> [EXERCISE PROMPT]
Pick out the lines below that contain the string "вселения" and copy them all.

> [ENTRIES SUPPLIED]
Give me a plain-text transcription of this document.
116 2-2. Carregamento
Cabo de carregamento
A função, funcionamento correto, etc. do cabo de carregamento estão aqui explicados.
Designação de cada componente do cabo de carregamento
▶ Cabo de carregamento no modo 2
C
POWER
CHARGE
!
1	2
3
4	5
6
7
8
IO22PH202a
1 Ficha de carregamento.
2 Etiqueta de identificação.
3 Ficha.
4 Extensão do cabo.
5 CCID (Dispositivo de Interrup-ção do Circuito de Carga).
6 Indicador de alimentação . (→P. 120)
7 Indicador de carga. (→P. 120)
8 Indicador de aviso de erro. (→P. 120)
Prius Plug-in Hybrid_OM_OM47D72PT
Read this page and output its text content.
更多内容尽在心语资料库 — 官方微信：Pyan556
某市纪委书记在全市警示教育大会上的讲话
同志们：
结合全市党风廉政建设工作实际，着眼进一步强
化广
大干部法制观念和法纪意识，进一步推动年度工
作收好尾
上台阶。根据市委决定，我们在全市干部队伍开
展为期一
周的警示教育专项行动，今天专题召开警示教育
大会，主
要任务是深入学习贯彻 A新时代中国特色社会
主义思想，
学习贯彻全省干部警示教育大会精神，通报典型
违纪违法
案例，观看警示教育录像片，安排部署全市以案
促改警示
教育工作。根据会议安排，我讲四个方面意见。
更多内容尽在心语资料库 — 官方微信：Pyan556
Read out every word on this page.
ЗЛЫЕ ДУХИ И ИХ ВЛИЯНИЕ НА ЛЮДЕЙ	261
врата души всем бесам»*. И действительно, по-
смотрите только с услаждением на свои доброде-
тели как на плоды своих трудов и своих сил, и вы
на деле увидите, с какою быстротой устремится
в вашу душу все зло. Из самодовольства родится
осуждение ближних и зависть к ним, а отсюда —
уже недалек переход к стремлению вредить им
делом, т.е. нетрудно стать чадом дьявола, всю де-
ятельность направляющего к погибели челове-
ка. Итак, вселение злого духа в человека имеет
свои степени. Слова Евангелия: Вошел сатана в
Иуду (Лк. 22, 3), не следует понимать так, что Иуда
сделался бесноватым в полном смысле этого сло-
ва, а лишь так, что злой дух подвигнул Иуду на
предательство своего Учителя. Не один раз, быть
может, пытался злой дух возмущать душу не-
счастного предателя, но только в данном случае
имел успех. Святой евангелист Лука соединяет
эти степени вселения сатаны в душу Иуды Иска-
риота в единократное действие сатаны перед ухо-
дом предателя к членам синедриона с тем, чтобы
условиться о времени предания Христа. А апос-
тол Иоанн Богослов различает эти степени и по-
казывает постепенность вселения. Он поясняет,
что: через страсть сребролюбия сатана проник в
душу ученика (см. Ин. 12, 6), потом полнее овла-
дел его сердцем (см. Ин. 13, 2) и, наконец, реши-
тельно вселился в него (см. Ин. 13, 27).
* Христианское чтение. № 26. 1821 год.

> [FINISHED ANSWER]
эти степени вселения сатаны в душу Иуды Иска-
казывает постепенность вселения. Он поясняет,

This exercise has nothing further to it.